-- begin Data provided --

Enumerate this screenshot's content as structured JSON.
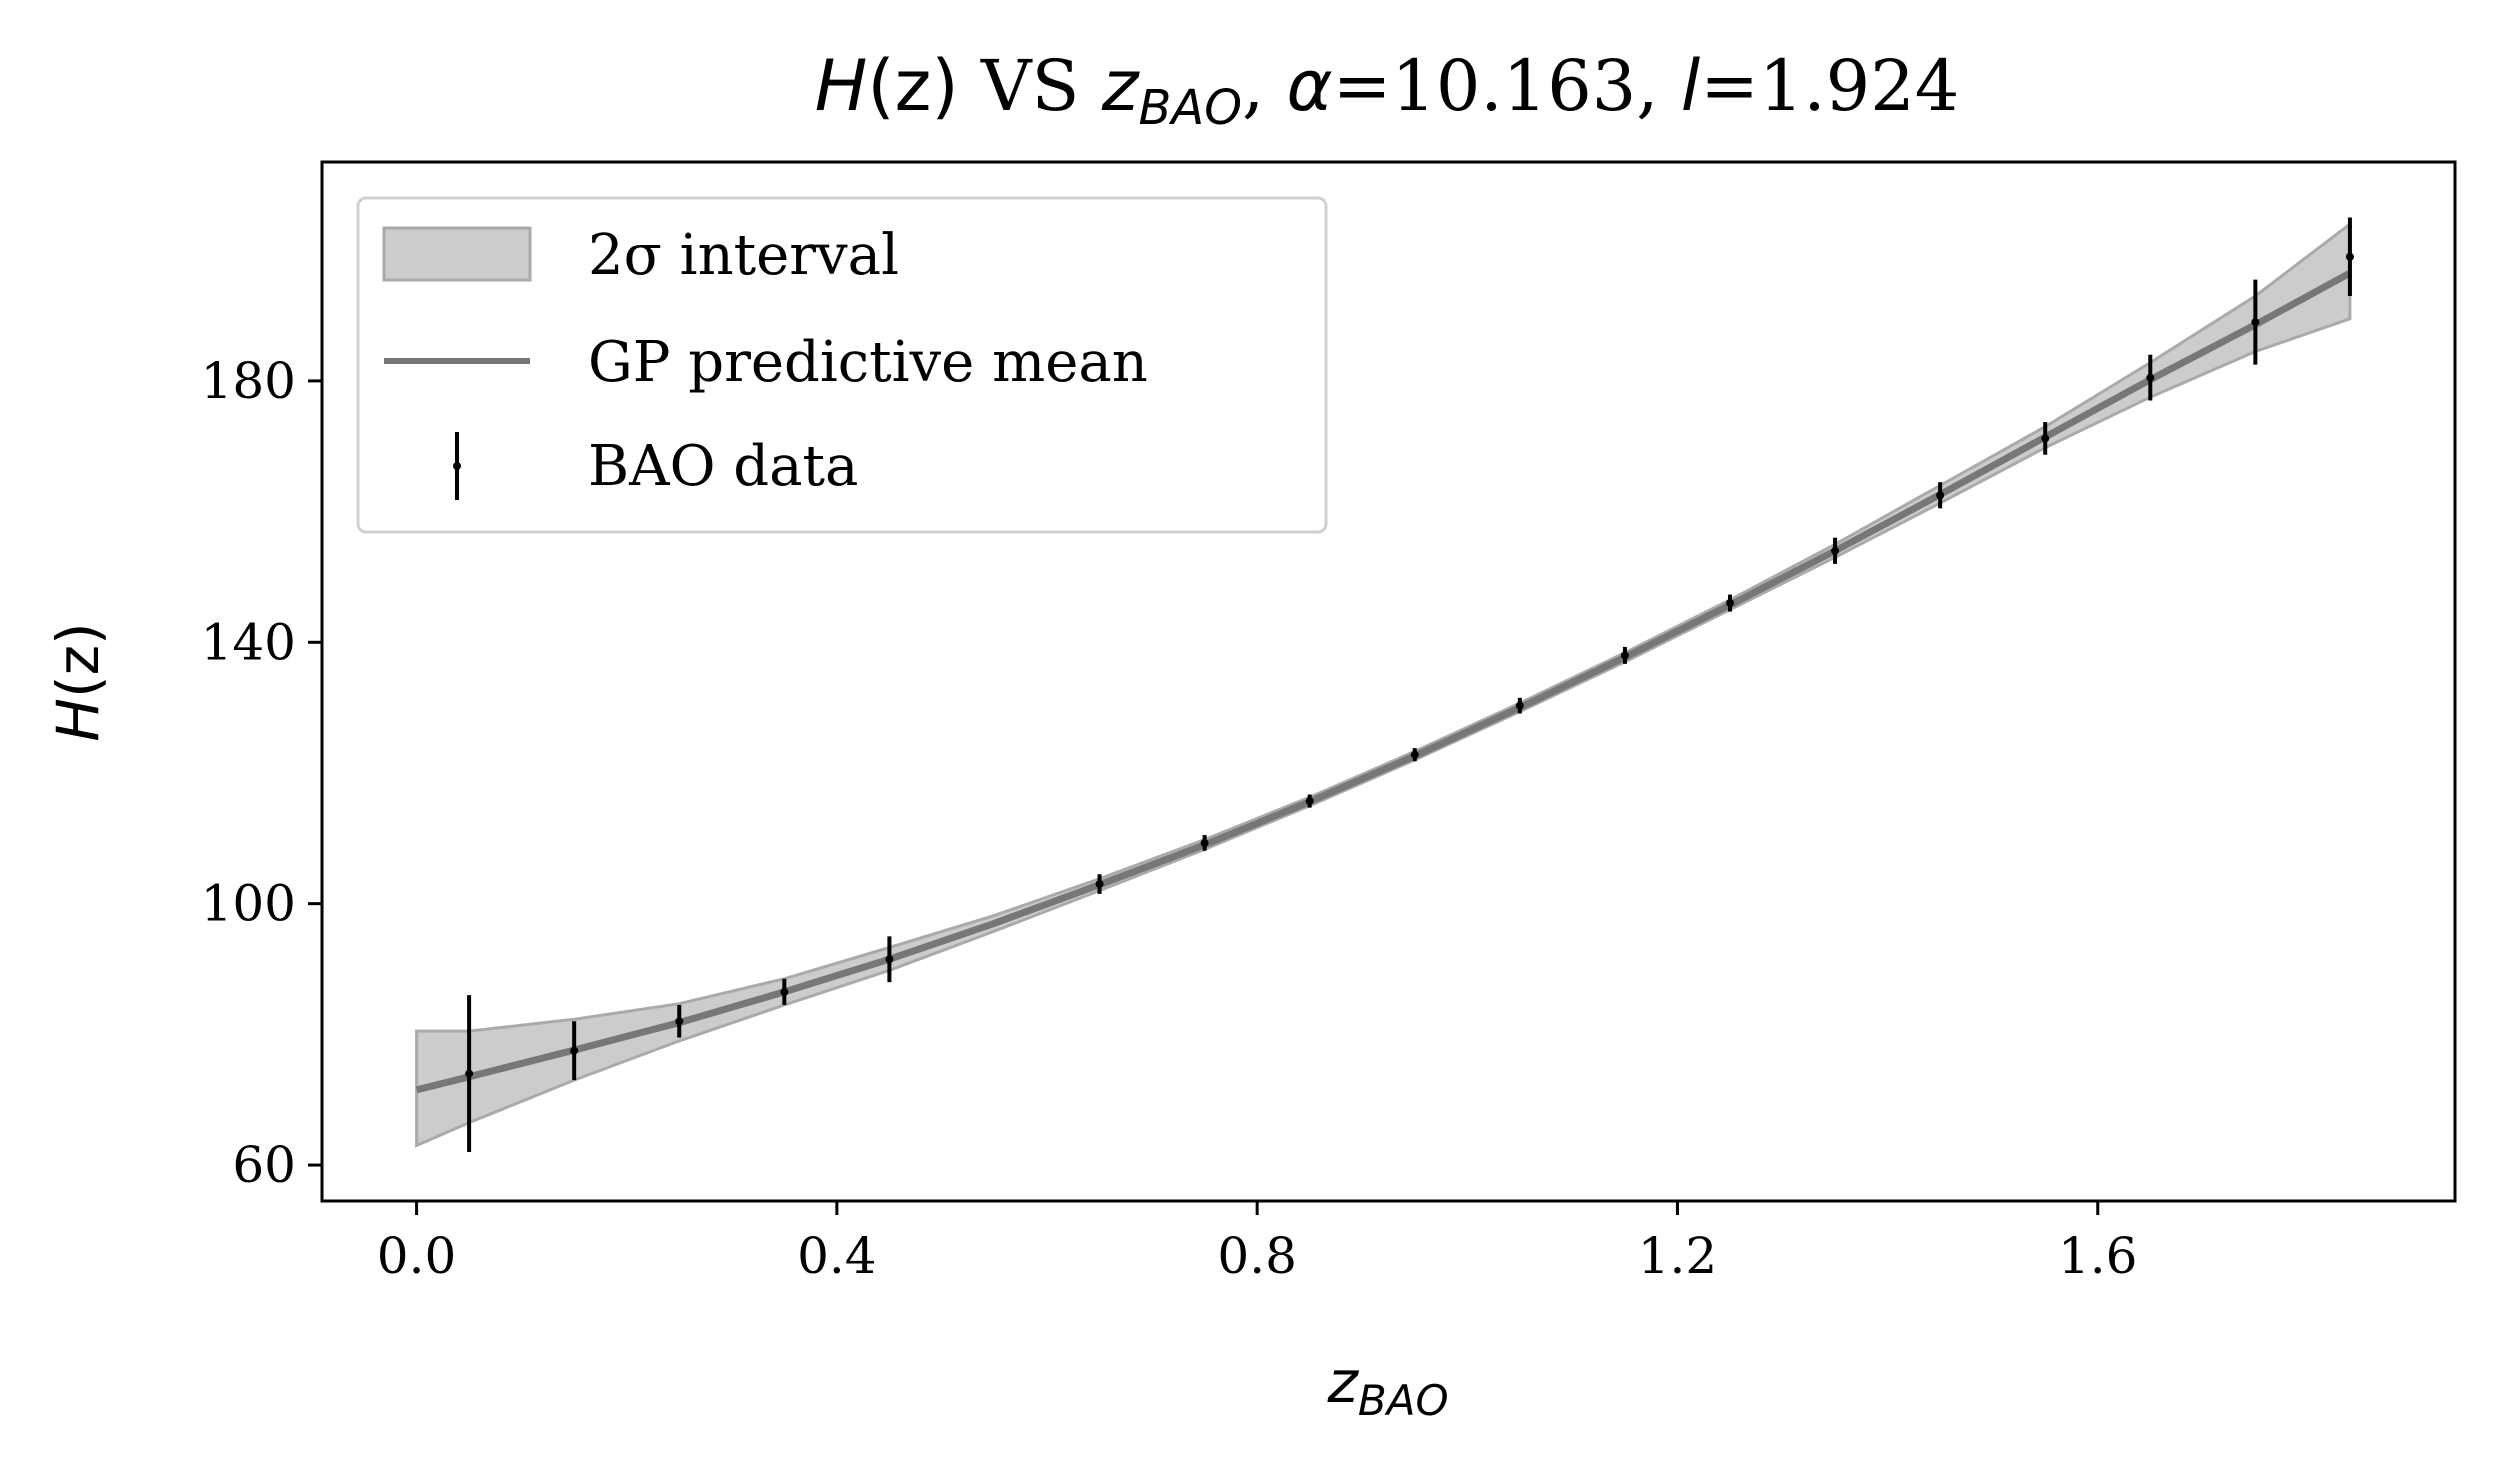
{
  "chart_data": {
    "type": "line",
    "title": {
      "h_symbol": "H",
      "h_arg": "(z)",
      "vs": " VS ",
      "z_symbol": "z",
      "z_sub": "BAO",
      "alpha_symbol": "α",
      "alpha_value": "=10.163, ",
      "l_symbol": "l",
      "l_value": "=1.924"
    },
    "xlabel": {
      "symbol": "z",
      "sub": "BAO"
    },
    "ylabel": {
      "symbol": "H",
      "arg": "(z)"
    },
    "xlim": [
      -0.09,
      1.94
    ],
    "ylim": [
      54.5,
      213.5
    ],
    "xticks": [
      0.0,
      0.4,
      0.8,
      1.2,
      1.6
    ],
    "xtick_labels": [
      "0.0",
      "0.4",
      "0.8",
      "1.2",
      "1.6"
    ],
    "yticks": [
      60,
      100,
      140,
      180
    ],
    "ytick_labels": [
      "60",
      "100",
      "140",
      "180"
    ],
    "grid": false,
    "legend": {
      "placement": "upper-left",
      "entries": [
        "2σ interval",
        "GP predictive mean",
        "BAO data"
      ]
    },
    "colors": {
      "band": "#cccccc",
      "band_edge": "#aaaaaa",
      "mean": "#777777",
      "data": "#000000"
    },
    "series": [
      {
        "name": "GP predictive mean",
        "kind": "line",
        "x": [
          0.0,
          0.05,
          0.15,
          0.25,
          0.35,
          0.45,
          0.55,
          0.65,
          0.75,
          0.85,
          0.95,
          1.05,
          1.15,
          1.25,
          1.35,
          1.45,
          1.55,
          1.65,
          1.75,
          1.84
        ],
        "y": [
          71.5,
          73.5,
          77.6,
          81.8,
          86.5,
          91.5,
          97.0,
          102.9,
          109.0,
          115.6,
          122.6,
          130.0,
          137.7,
          145.7,
          154.0,
          162.6,
          171.4,
          180.2,
          188.6,
          196.5
        ]
      },
      {
        "name": "2σ interval",
        "kind": "band",
        "x": [
          0.0,
          0.05,
          0.15,
          0.25,
          0.35,
          0.45,
          0.55,
          0.65,
          0.75,
          0.85,
          0.95,
          1.05,
          1.15,
          1.25,
          1.35,
          1.45,
          1.55,
          1.65,
          1.75,
          1.84
        ],
        "lower": [
          63.0,
          66.5,
          73.0,
          79.0,
          84.5,
          89.8,
          95.8,
          102.0,
          108.3,
          115.0,
          122.0,
          129.4,
          137.0,
          145.0,
          153.0,
          161.3,
          169.8,
          177.5,
          184.5,
          189.5
        ],
        "upper": [
          80.5,
          80.5,
          82.3,
          84.7,
          88.5,
          93.3,
          98.2,
          103.8,
          109.8,
          116.3,
          123.3,
          130.7,
          138.4,
          146.5,
          155.0,
          164.0,
          173.0,
          182.8,
          193.0,
          204.0
        ]
      },
      {
        "name": "BAO data",
        "kind": "errorbar",
        "x": [
          0.05,
          0.15,
          0.25,
          0.35,
          0.45,
          0.65,
          0.75,
          0.85,
          0.95,
          1.05,
          1.15,
          1.25,
          1.35,
          1.45,
          1.55,
          1.65,
          1.75,
          1.84
        ],
        "y": [
          74.0,
          77.5,
          82.0,
          86.5,
          91.5,
          103.0,
          109.3,
          115.7,
          122.8,
          130.3,
          138.0,
          146.0,
          154.0,
          162.5,
          171.2,
          180.5,
          189.0,
          199.0
        ],
        "yerr": [
          12.0,
          4.5,
          2.5,
          2.0,
          3.5,
          1.5,
          1.2,
          1.0,
          1.0,
          1.2,
          1.3,
          1.3,
          2.0,
          2.0,
          2.5,
          3.5,
          6.5,
          6.0
        ]
      }
    ]
  }
}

-- end Data provided --

§ **What the exercise asks**
Pick out every line holding the string "mean" and return it.

§ **The completed task**
        "GP predictive mean",
      "mean": "#777777",
        "name": "GP predictive mean",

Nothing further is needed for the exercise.